(Source data)
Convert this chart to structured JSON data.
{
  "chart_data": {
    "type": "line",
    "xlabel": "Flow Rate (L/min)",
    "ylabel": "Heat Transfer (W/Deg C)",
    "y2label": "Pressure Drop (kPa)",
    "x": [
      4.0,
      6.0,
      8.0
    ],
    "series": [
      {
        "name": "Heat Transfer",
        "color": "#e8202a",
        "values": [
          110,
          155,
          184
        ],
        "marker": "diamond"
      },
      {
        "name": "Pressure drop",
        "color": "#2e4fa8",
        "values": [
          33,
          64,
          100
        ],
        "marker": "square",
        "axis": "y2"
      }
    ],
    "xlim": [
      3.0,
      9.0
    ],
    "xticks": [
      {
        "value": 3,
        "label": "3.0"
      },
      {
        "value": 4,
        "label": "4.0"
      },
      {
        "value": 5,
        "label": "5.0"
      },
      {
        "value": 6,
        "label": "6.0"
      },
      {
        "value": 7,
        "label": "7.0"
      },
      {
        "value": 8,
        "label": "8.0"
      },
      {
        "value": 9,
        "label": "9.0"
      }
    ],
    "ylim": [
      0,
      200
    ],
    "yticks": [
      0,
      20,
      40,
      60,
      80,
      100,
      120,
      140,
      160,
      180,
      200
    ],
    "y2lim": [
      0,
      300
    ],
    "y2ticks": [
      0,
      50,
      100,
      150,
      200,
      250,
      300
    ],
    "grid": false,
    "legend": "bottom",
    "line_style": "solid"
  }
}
...
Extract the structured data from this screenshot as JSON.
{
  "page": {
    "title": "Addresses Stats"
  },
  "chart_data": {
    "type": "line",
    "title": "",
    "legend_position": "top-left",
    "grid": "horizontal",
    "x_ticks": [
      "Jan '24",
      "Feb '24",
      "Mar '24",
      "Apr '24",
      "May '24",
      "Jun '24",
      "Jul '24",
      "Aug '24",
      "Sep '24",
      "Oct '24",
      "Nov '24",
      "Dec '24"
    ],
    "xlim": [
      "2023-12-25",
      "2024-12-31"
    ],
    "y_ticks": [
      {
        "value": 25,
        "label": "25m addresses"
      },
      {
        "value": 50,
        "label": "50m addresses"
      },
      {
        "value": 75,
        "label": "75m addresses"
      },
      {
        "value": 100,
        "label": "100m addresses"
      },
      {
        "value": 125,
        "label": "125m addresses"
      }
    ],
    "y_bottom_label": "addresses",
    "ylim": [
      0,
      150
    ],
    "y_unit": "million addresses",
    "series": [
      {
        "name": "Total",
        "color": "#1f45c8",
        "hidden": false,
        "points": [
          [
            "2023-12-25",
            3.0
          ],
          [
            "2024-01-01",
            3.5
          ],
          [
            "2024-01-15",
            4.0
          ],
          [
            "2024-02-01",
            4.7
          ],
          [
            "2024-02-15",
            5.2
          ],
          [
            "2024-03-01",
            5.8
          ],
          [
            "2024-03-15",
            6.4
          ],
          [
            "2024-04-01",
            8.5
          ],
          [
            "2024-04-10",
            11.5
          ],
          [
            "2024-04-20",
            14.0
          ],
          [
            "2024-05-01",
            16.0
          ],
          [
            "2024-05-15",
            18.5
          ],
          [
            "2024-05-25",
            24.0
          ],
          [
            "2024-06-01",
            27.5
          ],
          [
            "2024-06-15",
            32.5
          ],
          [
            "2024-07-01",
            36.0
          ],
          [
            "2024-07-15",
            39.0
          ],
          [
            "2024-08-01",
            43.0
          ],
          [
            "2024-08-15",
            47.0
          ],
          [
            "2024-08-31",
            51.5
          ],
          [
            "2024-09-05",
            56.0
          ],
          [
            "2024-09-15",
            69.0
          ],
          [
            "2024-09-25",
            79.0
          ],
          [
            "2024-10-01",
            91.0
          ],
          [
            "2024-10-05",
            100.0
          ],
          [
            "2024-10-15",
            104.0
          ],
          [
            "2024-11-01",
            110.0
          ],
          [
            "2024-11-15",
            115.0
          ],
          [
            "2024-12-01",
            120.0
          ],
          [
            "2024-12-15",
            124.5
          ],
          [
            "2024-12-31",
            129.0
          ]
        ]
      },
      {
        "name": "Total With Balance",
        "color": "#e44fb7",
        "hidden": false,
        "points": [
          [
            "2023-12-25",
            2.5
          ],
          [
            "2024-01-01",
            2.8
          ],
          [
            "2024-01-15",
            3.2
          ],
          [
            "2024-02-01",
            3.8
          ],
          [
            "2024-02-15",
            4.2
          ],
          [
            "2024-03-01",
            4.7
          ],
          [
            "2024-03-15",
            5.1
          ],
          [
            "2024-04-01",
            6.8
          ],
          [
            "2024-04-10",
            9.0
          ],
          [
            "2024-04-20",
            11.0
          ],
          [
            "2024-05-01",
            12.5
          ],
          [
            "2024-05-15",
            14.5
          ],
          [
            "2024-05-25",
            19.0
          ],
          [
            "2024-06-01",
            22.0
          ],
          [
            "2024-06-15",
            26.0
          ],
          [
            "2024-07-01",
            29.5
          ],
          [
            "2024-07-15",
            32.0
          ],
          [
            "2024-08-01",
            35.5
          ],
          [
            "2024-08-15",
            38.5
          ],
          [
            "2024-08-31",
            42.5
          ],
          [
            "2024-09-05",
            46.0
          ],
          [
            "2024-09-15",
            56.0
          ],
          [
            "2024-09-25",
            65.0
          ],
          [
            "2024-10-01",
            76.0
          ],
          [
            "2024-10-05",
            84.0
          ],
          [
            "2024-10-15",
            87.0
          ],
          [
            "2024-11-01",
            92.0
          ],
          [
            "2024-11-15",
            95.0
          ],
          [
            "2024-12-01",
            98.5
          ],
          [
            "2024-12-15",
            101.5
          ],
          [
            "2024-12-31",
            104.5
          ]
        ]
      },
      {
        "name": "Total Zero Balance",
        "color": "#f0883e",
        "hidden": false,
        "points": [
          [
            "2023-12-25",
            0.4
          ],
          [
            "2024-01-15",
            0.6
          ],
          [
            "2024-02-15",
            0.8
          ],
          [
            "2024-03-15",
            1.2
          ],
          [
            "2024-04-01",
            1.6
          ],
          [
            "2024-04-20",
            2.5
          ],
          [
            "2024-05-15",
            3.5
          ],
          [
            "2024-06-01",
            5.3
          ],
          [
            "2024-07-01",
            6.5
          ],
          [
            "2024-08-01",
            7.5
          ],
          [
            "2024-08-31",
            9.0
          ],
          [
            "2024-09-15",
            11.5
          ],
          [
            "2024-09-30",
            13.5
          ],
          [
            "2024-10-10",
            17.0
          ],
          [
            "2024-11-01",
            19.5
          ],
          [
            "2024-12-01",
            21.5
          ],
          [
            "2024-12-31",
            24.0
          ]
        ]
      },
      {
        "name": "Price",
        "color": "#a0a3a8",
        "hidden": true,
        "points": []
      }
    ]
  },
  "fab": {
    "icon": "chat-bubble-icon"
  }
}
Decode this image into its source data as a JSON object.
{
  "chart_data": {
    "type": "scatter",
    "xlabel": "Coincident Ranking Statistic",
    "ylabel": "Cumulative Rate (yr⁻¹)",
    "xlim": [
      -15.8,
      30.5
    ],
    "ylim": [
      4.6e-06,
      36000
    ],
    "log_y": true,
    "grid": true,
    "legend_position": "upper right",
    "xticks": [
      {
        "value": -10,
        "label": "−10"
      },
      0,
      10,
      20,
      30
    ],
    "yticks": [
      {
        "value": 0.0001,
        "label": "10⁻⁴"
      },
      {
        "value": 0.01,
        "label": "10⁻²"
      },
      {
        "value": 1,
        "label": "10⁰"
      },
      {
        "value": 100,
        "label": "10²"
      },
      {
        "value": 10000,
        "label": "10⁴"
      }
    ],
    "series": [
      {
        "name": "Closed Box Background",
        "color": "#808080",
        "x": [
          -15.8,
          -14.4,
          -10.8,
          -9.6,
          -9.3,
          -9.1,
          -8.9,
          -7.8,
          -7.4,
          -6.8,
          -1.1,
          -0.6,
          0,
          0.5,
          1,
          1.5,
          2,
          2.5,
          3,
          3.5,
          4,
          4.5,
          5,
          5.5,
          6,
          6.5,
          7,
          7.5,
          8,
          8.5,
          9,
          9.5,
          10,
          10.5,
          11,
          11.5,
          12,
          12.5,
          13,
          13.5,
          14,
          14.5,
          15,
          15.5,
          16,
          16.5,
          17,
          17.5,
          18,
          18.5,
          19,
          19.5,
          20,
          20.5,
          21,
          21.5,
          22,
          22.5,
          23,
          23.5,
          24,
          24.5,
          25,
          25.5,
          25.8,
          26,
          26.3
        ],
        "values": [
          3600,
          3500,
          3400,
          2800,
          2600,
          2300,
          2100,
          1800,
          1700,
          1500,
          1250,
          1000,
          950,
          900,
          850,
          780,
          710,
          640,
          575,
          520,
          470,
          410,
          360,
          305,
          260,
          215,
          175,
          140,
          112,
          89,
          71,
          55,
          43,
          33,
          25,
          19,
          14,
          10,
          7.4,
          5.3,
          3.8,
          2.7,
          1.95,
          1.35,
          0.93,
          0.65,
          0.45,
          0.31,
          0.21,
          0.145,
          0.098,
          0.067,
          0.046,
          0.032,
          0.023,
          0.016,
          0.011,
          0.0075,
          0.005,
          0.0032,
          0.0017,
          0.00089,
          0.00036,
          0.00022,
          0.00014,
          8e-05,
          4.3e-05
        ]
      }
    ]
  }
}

→ PROBLEM:
Every line that holds the word "JSON" should be extracted.

→ RESPONSE:
Convert this chart to structured JSON data.
Extract the structured data from this screenshot as JSON.
Decode this image into its source data as a JSON object.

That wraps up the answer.